- Prompt
Check each line of the records below for the word "Mariä" and copy those where it appears.

- Stored entries
....

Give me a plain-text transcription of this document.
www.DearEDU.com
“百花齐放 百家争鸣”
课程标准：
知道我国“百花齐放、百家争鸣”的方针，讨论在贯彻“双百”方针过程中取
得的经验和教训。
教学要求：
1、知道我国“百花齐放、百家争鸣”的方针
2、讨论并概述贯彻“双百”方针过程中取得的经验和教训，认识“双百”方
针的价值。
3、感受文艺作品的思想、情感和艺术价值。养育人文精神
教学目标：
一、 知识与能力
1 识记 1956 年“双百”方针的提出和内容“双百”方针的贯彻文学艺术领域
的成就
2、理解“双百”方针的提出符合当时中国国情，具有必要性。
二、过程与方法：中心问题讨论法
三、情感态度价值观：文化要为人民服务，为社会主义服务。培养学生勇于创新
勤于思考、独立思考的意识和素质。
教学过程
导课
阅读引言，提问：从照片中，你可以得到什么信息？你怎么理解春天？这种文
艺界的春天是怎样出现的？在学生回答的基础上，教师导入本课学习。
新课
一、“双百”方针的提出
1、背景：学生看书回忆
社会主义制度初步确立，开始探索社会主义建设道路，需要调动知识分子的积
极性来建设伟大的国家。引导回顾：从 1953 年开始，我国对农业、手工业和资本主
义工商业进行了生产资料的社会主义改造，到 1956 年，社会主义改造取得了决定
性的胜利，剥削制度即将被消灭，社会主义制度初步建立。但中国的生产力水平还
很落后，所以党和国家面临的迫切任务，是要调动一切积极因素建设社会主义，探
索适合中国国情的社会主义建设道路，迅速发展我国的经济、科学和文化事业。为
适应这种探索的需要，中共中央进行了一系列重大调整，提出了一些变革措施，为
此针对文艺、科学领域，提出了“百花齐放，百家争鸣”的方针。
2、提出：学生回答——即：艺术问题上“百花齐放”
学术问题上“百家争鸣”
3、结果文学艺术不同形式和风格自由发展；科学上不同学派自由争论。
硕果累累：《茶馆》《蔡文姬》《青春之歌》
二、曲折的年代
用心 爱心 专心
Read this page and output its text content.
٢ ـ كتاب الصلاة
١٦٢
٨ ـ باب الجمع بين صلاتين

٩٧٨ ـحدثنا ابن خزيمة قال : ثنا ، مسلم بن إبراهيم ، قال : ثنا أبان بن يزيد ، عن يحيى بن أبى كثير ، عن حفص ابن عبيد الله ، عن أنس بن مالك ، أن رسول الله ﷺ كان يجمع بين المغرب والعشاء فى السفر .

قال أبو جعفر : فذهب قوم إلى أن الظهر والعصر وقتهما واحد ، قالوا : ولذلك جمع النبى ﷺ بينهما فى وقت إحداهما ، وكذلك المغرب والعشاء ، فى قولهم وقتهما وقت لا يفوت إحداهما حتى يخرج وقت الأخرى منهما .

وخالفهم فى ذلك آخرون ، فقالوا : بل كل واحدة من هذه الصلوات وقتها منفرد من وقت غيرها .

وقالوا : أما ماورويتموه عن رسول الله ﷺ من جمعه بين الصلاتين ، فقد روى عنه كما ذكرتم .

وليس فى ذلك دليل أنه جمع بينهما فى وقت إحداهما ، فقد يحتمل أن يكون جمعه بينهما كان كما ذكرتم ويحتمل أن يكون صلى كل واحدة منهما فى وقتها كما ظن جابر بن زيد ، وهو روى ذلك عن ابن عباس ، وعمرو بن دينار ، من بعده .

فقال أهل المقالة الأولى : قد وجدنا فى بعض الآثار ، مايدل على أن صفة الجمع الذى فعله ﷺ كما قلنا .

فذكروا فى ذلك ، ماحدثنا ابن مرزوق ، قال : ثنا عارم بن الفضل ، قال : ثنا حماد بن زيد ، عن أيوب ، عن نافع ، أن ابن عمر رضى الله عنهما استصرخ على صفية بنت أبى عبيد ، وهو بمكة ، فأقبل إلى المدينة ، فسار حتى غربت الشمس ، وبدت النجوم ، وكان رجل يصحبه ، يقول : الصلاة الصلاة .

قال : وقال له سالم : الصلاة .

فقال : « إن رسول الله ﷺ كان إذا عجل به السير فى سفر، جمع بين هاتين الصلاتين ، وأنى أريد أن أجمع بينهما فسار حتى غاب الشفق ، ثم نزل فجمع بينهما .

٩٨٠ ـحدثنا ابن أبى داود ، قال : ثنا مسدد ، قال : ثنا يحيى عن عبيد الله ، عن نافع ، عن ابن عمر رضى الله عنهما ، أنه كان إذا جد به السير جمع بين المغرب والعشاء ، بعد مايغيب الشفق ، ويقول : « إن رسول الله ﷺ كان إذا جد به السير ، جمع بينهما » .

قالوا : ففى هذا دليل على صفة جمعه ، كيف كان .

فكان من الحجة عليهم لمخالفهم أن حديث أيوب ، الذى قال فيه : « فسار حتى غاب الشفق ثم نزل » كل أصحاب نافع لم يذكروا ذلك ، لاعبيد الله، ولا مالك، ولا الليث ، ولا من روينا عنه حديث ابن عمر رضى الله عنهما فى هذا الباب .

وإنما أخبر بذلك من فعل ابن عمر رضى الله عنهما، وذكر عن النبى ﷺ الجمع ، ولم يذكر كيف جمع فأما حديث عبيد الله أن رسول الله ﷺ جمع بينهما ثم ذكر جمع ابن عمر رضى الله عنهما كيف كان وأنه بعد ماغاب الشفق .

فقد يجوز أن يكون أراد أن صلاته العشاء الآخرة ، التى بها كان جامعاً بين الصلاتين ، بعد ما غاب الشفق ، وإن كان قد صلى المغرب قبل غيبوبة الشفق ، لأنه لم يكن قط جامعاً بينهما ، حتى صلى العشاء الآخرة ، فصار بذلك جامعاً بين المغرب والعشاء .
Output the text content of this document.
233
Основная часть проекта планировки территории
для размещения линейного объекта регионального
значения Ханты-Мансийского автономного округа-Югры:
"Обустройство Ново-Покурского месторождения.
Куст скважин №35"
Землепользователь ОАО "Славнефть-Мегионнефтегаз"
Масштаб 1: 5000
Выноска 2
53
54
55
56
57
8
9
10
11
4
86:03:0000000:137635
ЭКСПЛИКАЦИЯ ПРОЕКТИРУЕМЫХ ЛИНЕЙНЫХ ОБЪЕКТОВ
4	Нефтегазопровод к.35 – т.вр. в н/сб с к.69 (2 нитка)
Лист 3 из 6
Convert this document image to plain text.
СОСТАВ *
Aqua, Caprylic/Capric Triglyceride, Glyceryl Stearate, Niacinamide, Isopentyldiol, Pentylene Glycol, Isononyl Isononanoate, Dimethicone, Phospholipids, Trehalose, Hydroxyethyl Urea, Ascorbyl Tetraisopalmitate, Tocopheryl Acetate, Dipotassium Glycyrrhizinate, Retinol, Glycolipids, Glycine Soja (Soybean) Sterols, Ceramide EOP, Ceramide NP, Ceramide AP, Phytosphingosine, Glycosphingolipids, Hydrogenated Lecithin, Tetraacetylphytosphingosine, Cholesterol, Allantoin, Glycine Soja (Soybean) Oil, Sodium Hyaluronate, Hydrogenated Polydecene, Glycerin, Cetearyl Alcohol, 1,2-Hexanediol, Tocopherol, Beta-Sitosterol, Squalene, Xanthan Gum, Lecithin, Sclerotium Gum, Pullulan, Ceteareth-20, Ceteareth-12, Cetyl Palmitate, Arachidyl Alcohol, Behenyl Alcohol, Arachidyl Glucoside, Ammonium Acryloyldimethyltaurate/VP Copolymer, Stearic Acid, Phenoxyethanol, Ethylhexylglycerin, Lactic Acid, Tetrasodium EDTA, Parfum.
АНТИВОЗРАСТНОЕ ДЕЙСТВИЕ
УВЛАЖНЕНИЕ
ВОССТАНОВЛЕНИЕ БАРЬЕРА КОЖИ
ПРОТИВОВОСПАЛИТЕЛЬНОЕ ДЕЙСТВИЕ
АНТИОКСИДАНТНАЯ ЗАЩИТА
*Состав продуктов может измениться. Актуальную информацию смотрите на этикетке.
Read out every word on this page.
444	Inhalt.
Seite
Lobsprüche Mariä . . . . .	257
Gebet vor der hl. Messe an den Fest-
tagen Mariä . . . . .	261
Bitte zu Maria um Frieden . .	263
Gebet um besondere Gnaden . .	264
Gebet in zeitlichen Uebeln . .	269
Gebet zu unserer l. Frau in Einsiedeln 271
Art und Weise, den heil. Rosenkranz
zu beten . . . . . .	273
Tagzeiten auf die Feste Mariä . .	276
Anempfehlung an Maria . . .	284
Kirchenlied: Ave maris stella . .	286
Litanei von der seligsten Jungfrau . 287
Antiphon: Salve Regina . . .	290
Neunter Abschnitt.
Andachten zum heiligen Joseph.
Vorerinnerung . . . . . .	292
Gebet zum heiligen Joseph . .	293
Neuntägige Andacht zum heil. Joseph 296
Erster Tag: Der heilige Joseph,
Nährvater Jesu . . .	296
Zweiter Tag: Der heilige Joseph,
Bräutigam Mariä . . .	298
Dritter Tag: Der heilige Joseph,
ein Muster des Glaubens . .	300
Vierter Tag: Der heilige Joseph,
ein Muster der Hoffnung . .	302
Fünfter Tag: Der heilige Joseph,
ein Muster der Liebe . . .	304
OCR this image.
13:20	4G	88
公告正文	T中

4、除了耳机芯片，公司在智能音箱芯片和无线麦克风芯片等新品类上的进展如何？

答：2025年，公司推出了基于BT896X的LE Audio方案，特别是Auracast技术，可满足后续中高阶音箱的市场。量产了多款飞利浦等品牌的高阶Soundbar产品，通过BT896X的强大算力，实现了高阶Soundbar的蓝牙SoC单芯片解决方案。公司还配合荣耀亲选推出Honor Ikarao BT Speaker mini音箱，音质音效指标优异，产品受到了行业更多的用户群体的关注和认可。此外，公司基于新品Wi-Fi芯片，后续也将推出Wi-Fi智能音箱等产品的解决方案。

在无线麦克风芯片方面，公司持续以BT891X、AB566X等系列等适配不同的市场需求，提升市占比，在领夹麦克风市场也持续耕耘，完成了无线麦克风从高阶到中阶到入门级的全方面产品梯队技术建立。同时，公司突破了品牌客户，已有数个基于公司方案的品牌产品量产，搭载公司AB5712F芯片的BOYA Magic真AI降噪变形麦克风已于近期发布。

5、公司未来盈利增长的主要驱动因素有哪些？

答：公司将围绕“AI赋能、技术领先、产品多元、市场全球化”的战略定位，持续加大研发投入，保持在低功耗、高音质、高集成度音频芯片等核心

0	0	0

....

- Task result
Lobsprüche Mariä . . . . .	257
tagen Mariä . . . . .	261
Tagzeiten auf die Feste Mariä . .	276
Bräutigam Mariä . . .	298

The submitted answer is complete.